▸ **Description of the task**: Every line in the listing is to be echoed verbatim.

# # # #

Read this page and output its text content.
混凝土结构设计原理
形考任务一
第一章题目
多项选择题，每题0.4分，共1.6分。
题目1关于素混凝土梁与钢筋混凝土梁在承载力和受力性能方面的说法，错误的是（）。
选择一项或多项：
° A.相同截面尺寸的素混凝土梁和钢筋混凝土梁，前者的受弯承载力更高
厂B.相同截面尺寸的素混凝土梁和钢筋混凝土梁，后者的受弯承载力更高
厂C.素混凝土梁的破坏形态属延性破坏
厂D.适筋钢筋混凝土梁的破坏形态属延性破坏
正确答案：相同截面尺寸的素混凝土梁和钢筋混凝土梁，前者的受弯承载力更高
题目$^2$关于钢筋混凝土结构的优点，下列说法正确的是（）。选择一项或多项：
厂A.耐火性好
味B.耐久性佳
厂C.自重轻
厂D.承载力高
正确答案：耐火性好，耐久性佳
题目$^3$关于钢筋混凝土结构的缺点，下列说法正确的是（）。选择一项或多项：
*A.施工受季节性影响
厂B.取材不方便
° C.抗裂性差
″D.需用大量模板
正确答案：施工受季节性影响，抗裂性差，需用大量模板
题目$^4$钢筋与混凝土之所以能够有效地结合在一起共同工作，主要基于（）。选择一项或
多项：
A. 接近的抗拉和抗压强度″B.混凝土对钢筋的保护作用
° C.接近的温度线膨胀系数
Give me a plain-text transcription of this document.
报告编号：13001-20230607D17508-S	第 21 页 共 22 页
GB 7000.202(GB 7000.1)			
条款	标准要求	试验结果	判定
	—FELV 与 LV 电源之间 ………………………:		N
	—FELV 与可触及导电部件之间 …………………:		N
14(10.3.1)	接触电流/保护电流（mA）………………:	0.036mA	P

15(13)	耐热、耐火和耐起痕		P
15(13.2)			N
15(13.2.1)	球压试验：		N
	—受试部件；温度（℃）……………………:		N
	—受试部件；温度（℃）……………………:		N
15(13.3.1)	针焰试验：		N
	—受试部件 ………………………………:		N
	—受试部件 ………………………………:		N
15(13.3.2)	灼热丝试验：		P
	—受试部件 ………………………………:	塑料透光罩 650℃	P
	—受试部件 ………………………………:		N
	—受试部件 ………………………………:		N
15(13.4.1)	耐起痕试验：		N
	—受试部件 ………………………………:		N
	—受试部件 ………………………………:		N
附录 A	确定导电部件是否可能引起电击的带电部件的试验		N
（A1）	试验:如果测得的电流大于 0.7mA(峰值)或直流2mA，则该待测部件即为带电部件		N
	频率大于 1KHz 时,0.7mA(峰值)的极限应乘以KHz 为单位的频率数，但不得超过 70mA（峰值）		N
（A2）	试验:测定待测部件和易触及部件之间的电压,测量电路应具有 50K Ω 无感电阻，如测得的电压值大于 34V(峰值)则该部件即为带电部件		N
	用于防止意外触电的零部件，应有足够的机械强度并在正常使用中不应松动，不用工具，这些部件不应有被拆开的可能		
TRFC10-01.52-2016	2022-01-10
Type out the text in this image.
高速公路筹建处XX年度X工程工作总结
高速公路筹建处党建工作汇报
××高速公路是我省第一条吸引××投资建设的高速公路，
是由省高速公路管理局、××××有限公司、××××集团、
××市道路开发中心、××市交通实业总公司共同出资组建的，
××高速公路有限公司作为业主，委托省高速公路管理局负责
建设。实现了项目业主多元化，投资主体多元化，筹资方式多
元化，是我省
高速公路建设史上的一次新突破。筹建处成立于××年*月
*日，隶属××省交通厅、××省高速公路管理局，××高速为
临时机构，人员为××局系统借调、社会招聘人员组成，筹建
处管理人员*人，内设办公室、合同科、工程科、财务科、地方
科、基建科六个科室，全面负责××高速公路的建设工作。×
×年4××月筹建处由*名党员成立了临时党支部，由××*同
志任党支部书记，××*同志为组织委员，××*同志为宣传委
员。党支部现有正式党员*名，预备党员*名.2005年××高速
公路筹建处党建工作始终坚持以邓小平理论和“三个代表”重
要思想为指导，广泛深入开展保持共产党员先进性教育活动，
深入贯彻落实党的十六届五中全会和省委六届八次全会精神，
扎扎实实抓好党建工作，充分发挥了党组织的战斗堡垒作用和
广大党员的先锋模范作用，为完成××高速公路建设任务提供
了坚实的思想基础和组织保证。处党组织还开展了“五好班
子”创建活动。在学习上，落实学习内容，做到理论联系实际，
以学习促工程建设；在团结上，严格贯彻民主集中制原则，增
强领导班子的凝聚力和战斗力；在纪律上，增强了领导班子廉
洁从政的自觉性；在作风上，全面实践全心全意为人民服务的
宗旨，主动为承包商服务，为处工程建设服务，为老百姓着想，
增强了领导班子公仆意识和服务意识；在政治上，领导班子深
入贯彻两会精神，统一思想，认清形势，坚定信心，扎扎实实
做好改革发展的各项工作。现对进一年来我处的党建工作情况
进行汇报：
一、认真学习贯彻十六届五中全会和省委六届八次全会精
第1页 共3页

# # # #

▸ **Solution**:
Read this page and output its text content.
混凝土结构设计原理
形考任务一
第一章题目
多项选择题，每题0.4分，共1.6分。
题目1关于素混凝土梁与钢筋混凝土梁在承载力和受力性能方面的说法，错误的是（）。
选择一项或多项：
° A.相同截面尺寸的素混凝土梁和钢筋混凝土梁，前者的受弯承载力更高
厂B.相同截面尺寸的素混凝土梁和钢筋混凝土梁，后者的受弯承载力更高
厂C.素混凝土梁的破坏形态属延性破坏
厂D.适筋钢筋混凝土梁的破坏形态属延性破坏
正确答案：相同截面尺寸的素混凝土梁和钢筋混凝土梁，前者的受弯承载力更高
题目$^2$关于钢筋混凝土结构的优点，下列说法正确的是（）。选择一项或多项：
厂A.耐火性好
味B.耐久性佳
厂C.自重轻
厂D.承载力高
正确答案：耐火性好，耐久性佳
题目$^3$关于钢筋混凝土结构的缺点，下列说法正确的是（）。选择一项或多项：
*A.施工受季节性影响
厂B.取材不方便
° C.抗裂性差
″D.需用大量模板
正确答案：施工受季节性影响，抗裂性差，需用大量模板
题目$^4$钢筋与混凝土之所以能够有效地结合在一起共同工作，主要基于（）。选择一项或
多项：
A. 接近的抗拉和抗压强度″B.混凝土对钢筋的保护作用
° C.接近的温度线膨胀系数
Give me a plain-text transcription of this document.
报告编号：13001-20230607D17508-S	第 21 页 共 22 页
GB 7000.202(GB 7000.1)			
条款	标准要求	试验结果	判定
	—FELV 与 LV 电源之间 ………………………:		N
	—FELV 与可触及导电部件之间 …………………:		N
14(10.3.1)	接触电流/保护电流（mA）………………:	0.036mA	P

15(13)	耐热、耐火和耐起痕		P
15(13.2)			N
15(13.2.1)	球压试验：		N
	—受试部件；温度（℃）……………………:		N
	—受试部件；温度（℃）……………………:		N
15(13.3.1)	针焰试验：		N
	—受试部件 ………………………………:		N
	—受试部件 ………………………………:		N
15(13.3.2)	灼热丝试验：		P
	—受试部件 ………………………………:	塑料透光罩 650℃	P
	—受试部件 ………………………………:		N
	—受试部件 ………………………………:		N
15(13.4.1)	耐起痕试验：		N
	—受试部件 ………………………………:		N
	—受试部件 ………………………………:		N
附录 A	确定导电部件是否可能引起电击的带电部件的试验		N
（A1）	试验:如果测得的电流大于 0.7mA(峰值)或直流2mA，则该待测部件即为带电部件		N
	频率大于 1KHz 时,0.7mA(峰值)的极限应乘以KHz 为单位的频率数，但不得超过 70mA（峰值）		N
（A2）	试验:测定待测部件和易触及部件之间的电压,测量电路应具有 50K Ω 无感电阻，如测得的电压值大于 34V(峰值)则该部件即为带电部件		N
	用于防止意外触电的零部件，应有足够的机械强度并在正常使用中不应松动，不用工具，这些部件不应有被拆开的可能		
TRFC10-01.52-2016	2022-01-10
Type out the text in this image.
高速公路筹建处XX年度X工程工作总结
高速公路筹建处党建工作汇报
××高速公路是我省第一条吸引××投资建设的高速公路，
是由省高速公路管理局、××××有限公司、××××集团、
××市道路开发中心、××市交通实业总公司共同出资组建的，
××高速公路有限公司作为业主，委托省高速公路管理局负责
建设。实现了项目业主多元化，投资主体多元化，筹资方式多
元化，是我省
高速公路建设史上的一次新突破。筹建处成立于××年*月
*日，隶属××省交通厅、××省高速公路管理局，××高速为
临时机构，人员为××局系统借调、社会招聘人员组成，筹建
处管理人员*人，内设办公室、合同科、工程科、财务科、地方
科、基建科六个科室，全面负责××高速公路的建设工作。×
×年4××月筹建处由*名党员成立了临时党支部，由××*同
志任党支部书记，××*同志为组织委员，××*同志为宣传委
员。党支部现有正式党员*名，预备党员*名.2005年××高速
公路筹建处党建工作始终坚持以邓小平理论和“三个代表”重
要思想为指导，广泛深入开展保持共产党员先进性教育活动，
深入贯彻落实党的十六届五中全会和省委六届八次全会精神，
扎扎实实抓好党建工作，充分发挥了党组织的战斗堡垒作用和
广大党员的先锋模范作用，为完成××高速公路建设任务提供
了坚实的思想基础和组织保证。处党组织还开展了“五好班
子”创建活动。在学习上，落实学习内容，做到理论联系实际，
以学习促工程建设；在团结上，严格贯彻民主集中制原则，增
强领导班子的凝聚力和战斗力；在纪律上，增强了领导班子廉
洁从政的自觉性；在作风上，全面实践全心全意为人民服务的
宗旨，主动为承包商服务，为处工程建设服务，为老百姓着想，
增强了领导班子公仆意识和服务意识；在政治上，领导班子深
入贯彻两会精神，统一思想，认清形势，坚定信心，扎扎实实
做好改革发展的各项工作。现对进一年来我处的党建工作情况
进行汇报：
一、认真学习贯彻十六届五中全会和省委六届八次全会精
第1页 共3页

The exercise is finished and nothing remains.